** begin Source material **

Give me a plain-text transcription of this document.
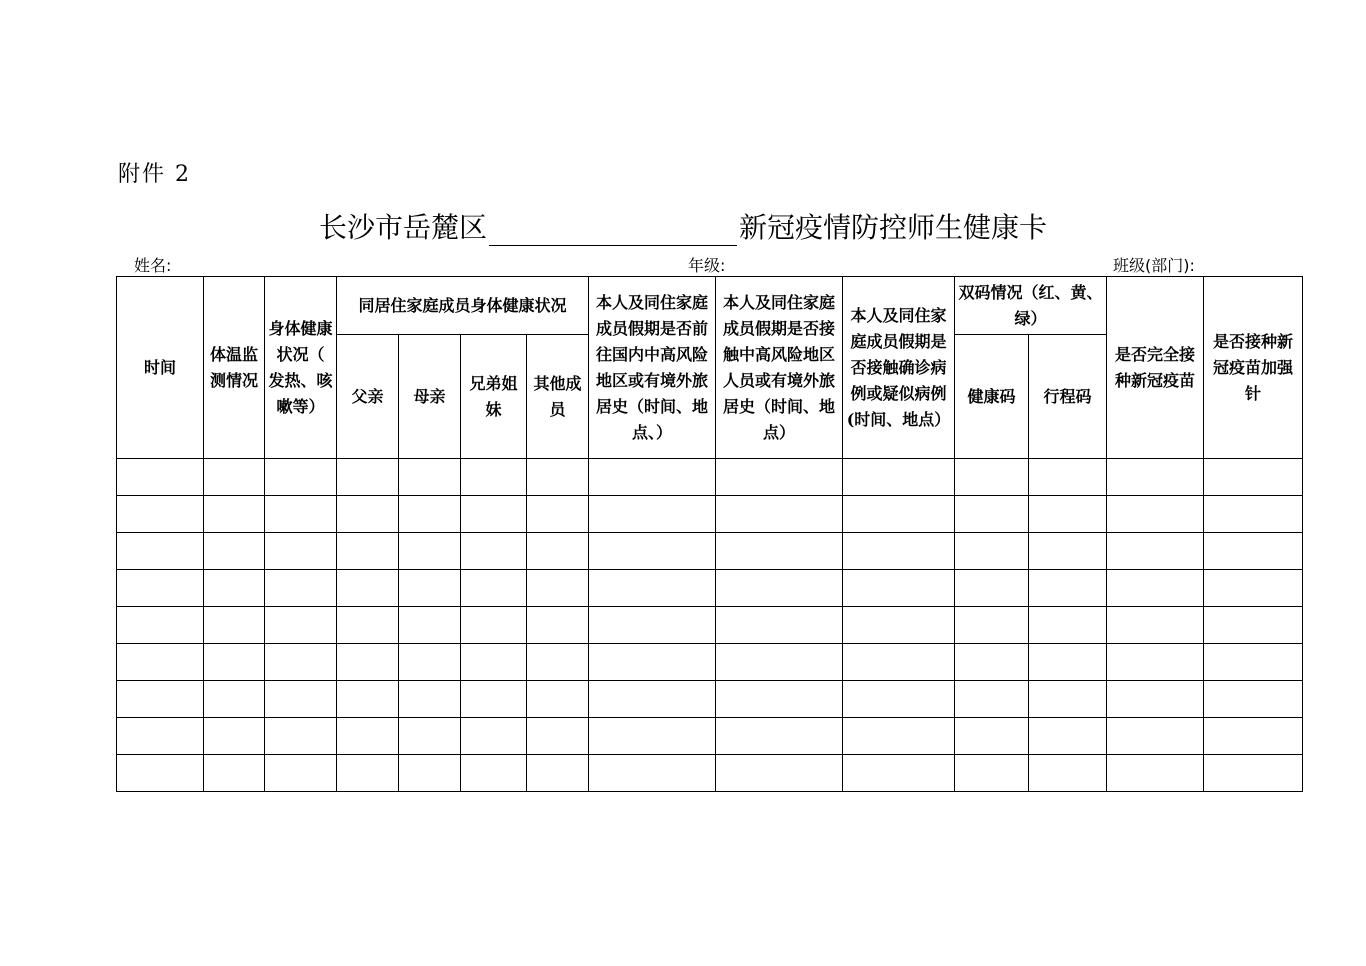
附件 2
长沙市岳麓区	新冠疫情防控师生健康卡
姓名:	年级:	班级(部门):
时间	体温监测情况	身体健康状况（ 发热、咳嗽等）	同居住家庭成员身体健康状况				本人及同住家庭成员假期是否前往国内中高风险地区或有境外旅居史（时间、地点、）	本人及同住家庭成员假期是否接触中高风险地区人员或有境外旅居史（时间、地点）	本人及同住家庭成员假期是否接触确诊病例或疑似病例(时间、地点）	双码情况（红、黄、绿）		是否完全接种新冠疫苗	是否接种新冠疫苗加强针
			父亲	母亲	兄弟姐妹	其他成员				健康码	行程码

** end Source material **

## Work to be completed
From the listing, extract all text exactly as given and drop any picture.

## Correct result
Give me a plain-text transcription of this document.
附件 2
长沙市岳麓区	新冠疫情防控师生健康卡
姓名:	年级:	班级(部门):
时间	体温监测情况	身体健康状况（ 发热、咳嗽等）	同居住家庭成员身体健康状况				本人及同住家庭成员假期是否前往国内中高风险地区或有境外旅居史（时间、地点、）	本人及同住家庭成员假期是否接触中高风险地区人员或有境外旅居史（时间、地点）	本人及同住家庭成员假期是否接触确诊病例或疑似病例(时间、地点）	双码情况（红、黄、绿）		是否完全接种新冠疫苗	是否接种新冠疫苗加强针
			父亲	母亲	兄弟姐妹	其他成员				健康码	行程码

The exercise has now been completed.